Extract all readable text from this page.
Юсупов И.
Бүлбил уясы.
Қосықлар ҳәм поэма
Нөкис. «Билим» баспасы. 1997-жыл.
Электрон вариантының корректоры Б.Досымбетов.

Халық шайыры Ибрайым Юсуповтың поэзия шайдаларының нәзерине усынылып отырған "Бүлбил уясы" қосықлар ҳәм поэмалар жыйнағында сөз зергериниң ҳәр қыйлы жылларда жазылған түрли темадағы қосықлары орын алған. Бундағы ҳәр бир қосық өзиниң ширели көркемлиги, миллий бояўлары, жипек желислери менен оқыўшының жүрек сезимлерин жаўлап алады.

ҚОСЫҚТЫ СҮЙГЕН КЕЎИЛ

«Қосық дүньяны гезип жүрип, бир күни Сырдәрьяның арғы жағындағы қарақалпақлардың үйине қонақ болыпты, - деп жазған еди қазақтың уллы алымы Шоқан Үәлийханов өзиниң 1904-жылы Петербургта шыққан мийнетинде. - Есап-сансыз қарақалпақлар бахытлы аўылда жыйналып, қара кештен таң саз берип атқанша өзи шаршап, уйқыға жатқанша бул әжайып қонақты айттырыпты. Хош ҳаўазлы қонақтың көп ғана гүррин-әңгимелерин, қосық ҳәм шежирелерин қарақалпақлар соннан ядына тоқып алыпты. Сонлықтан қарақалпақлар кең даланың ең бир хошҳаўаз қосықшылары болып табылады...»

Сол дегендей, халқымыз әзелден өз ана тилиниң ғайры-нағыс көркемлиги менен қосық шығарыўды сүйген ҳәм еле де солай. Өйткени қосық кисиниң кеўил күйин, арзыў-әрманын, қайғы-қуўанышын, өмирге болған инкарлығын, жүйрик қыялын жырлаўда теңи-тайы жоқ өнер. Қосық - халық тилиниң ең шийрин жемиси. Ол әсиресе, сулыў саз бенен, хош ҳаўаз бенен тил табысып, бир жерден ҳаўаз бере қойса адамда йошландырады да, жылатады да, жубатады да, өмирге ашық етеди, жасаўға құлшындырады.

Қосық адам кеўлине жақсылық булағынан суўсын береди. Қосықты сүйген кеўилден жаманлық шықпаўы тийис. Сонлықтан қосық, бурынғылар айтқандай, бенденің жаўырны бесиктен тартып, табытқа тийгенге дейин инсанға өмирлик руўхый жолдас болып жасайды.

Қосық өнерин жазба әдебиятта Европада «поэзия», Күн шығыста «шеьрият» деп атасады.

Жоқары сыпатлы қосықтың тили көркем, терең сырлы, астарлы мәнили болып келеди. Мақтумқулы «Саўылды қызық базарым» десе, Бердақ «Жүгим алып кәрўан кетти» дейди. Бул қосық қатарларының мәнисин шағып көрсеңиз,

- [Exercise brief]
Print out all the entries precisely as written.

- [Written solution]
Extract all readable text from this page.
Юсупов И.
Бүлбил уясы.
Қосықлар ҳәм поэма
Нөкис. «Билим» баспасы. 1997-жыл.
Электрон вариантының корректоры Б.Досымбетов.

Халық шайыры Ибрайым Юсуповтың поэзия шайдаларының нәзерине усынылып отырған "Бүлбил уясы" қосықлар ҳәм поэмалар жыйнағында сөз зергериниң ҳәр қыйлы жылларда жазылған түрли темадағы қосықлары орын алған. Бундағы ҳәр бир қосық өзиниң ширели көркемлиги, миллий бояўлары, жипек желислери менен оқыўшының жүрек сезимлерин жаўлап алады.

ҚОСЫҚТЫ СҮЙГЕН КЕЎИЛ

«Қосық дүньяны гезип жүрип, бир күни Сырдәрьяның арғы жағындағы қарақалпақлардың үйине қонақ болыпты, - деп жазған еди қазақтың уллы алымы Шоқан Үәлийханов өзиниң 1904-жылы Петербургта шыққан мийнетинде. - Есап-сансыз қарақалпақлар бахытлы аўылда жыйналып, қара кештен таң саз берип атқанша өзи шаршап, уйқыға жатқанша бул әжайып қонақты айттырыпты. Хош ҳаўазлы қонақтың көп ғана гүррин-әңгимелерин, қосық ҳәм шежирелерин қарақалпақлар соннан ядына тоқып алыпты. Сонлықтан қарақалпақлар кең даланың ең бир хошҳаўаз қосықшылары болып табылады...»

Сол дегендей, халқымыз әзелден өз ана тилиниң ғайры-нағыс көркемлиги менен қосық шығарыўды сүйген ҳәм еле де солай. Өйткени қосық кисиниң кеўил күйин, арзыў-әрманын, қайғы-қуўанышын, өмирге болған инкарлығын, жүйрик қыялын жырлаўда теңи-тайы жоқ өнер. Қосық - халық тилиниң ең шийрин жемиси. Ол әсиресе, сулыў саз бенен, хош ҳаўаз бенен тил табысып, бир жерден ҳаўаз бере қойса адамда йошландырады да, жылатады да, жубатады да, өмирге ашық етеди, жасаўға құлшындырады.

Қосық адам кеўлине жақсылық булағынан суўсын береди. Қосықты сүйген кеўилден жаманлық шықпаўы тийис. Сонлықтан қосық, бурынғылар айтқандай, бенденің жаўырны бесиктен тартып, табытқа тийгенге дейин инсанға өмирлик руўхый жолдас болып жасайды.

Қосық өнерин жазба әдебиятта Европада «поэзия», Күн шығыста «шеьрият» деп атасады.

Жоқары сыпатлы қосықтың тили көркем, терең сырлы, астарлы мәнили болып келеди. Мақтумқулы «Саўылды қызық базарым» десе, Бердақ «Жүгим алып кәрўан кетти» дейди. Бул қосық қатарларының мәнисин шағып көрсеңиз,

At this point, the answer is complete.